Rows from a figure dataset:
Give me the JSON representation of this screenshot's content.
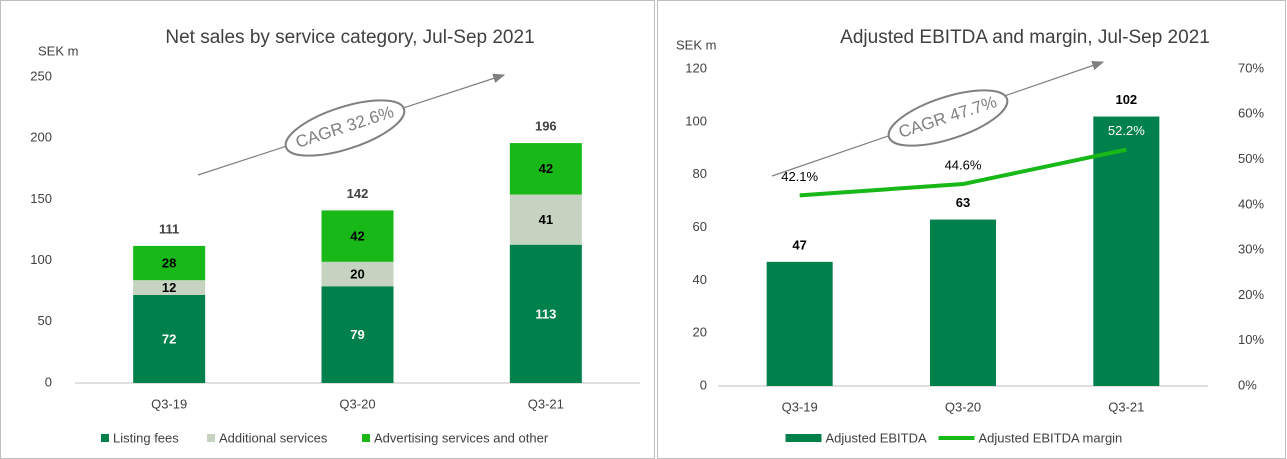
{
  "chart_data": [
    {
      "type": "bar",
      "stacked": true,
      "title": "Net sales by service category, Jul-Sep 2021",
      "y_label": "SEK m",
      "annotation": "CAGR 32.6%",
      "categories": [
        "Q3-19",
        "Q3-20",
        "Q3-21"
      ],
      "series": [
        {
          "name": "Listing fees",
          "color": "#00804a",
          "values": [
            72,
            79,
            113
          ]
        },
        {
          "name": "Additional services",
          "color": "#c6d3c0",
          "values": [
            12,
            20,
            41
          ]
        },
        {
          "name": "Advertising services and other",
          "color": "#17b817",
          "values": [
            28,
            42,
            42
          ]
        }
      ],
      "totals": [
        111,
        142,
        196
      ],
      "ylim": [
        0,
        250
      ],
      "yticks": [
        0,
        50,
        100,
        150,
        200,
        250
      ],
      "legend": "bottom"
    },
    {
      "type": "combo",
      "title": "Adjusted EBITDA and margin, Jul-Sep 2021",
      "y_label": "SEK m",
      "annotation": "CAGR 47.7%",
      "categories": [
        "Q3-19",
        "Q3-20",
        "Q3-21"
      ],
      "series": [
        {
          "name": "Adjusted EBITDA",
          "type": "bar",
          "color": "#00804a",
          "values": [
            47,
            63,
            102
          ]
        },
        {
          "name": "Adjusted EBITDA margin",
          "type": "line",
          "axis": "y2",
          "color": "#17b817",
          "values": [
            42.1,
            44.6,
            52.2
          ],
          "value_labels": [
            "42.1%",
            "44.6%",
            "52.2%"
          ]
        }
      ],
      "ylim": [
        0,
        120
      ],
      "yticks": [
        0,
        20,
        40,
        60,
        80,
        100,
        120
      ],
      "y2lim": [
        0,
        70
      ],
      "y2ticks": [
        {
          "value": 0,
          "label": "0%"
        },
        {
          "value": 10,
          "label": "10%"
        },
        {
          "value": 20,
          "label": "20%"
        },
        {
          "value": 30,
          "label": "30%"
        },
        {
          "value": 40,
          "label": "40%"
        },
        {
          "value": 50,
          "label": "50%"
        },
        {
          "value": 60,
          "label": "60%"
        },
        {
          "value": 70,
          "label": "70%"
        }
      ],
      "legend": "bottom"
    }
  ]
}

* Problem to solve *
Print the complete listing exactly as it stands, without its pictures.

* Output *
Give me the JSON representation of this screenshot's content.
{
  "chart_data": [
    {
      "type": "bar",
      "stacked": true,
      "title": "Net sales by service category, Jul-Sep 2021",
      "y_label": "SEK m",
      "annotation": "CAGR 32.6%",
      "categories": [
        "Q3-19",
        "Q3-20",
        "Q3-21"
      ],
      "series": [
        {
          "name": "Listing fees",
          "color": "#00804a",
          "values": [
            72,
            79,
            113
          ]
        },
        {
          "name": "Additional services",
          "color": "#c6d3c0",
          "values": [
            12,
            20,
            41
          ]
        },
        {
          "name": "Advertising services and other",
          "color": "#17b817",
          "values": [
            28,
            42,
            42
          ]
        }
      ],
      "totals": [
        111,
        142,
        196
      ],
      "ylim": [
        0,
        250
      ],
      "yticks": [
        0,
        50,
        100,
        150,
        200,
        250
      ],
      "legend": "bottom"
    },
    {
      "type": "combo",
      "title": "Adjusted EBITDA and margin, Jul-Sep 2021",
      "y_label": "SEK m",
      "annotation": "CAGR 47.7%",
      "categories": [
        "Q3-19",
        "Q3-20",
        "Q3-21"
      ],
      "series": [
        {
          "name": "Adjusted EBITDA",
          "type": "bar",
          "color": "#00804a",
          "values": [
            47,
            63,
            102
          ]
        },
        {
          "name": "Adjusted EBITDA margin",
          "type": "line",
          "axis": "y2",
          "color": "#17b817",
          "values": [
            42.1,
            44.6,
            52.2
          ],
          "value_labels": [
            "42.1%",
            "44.6%",
            "52.2%"
          ]
        }
      ],
      "ylim": [
        0,
        120
      ],
      "yticks": [
        0,
        20,
        40,
        60,
        80,
        100,
        120
      ],
      "y2lim": [
        0,
        70
      ],
      "y2ticks": [
        {
          "value": 0,
          "label": "0%"
        },
        {
          "value": 10,
          "label": "10%"
        },
        {
          "value": 20,
          "label": "20%"
        },
        {
          "value": 30,
          "label": "30%"
        },
        {
          "value": 40,
          "label": "40%"
        },
        {
          "value": 50,
          "label": "50%"
        },
        {
          "value": 60,
          "label": "60%"
        },
        {
          "value": 70,
          "label": "70%"
        }
      ],
      "legend": "bottom"
    }
  ]
}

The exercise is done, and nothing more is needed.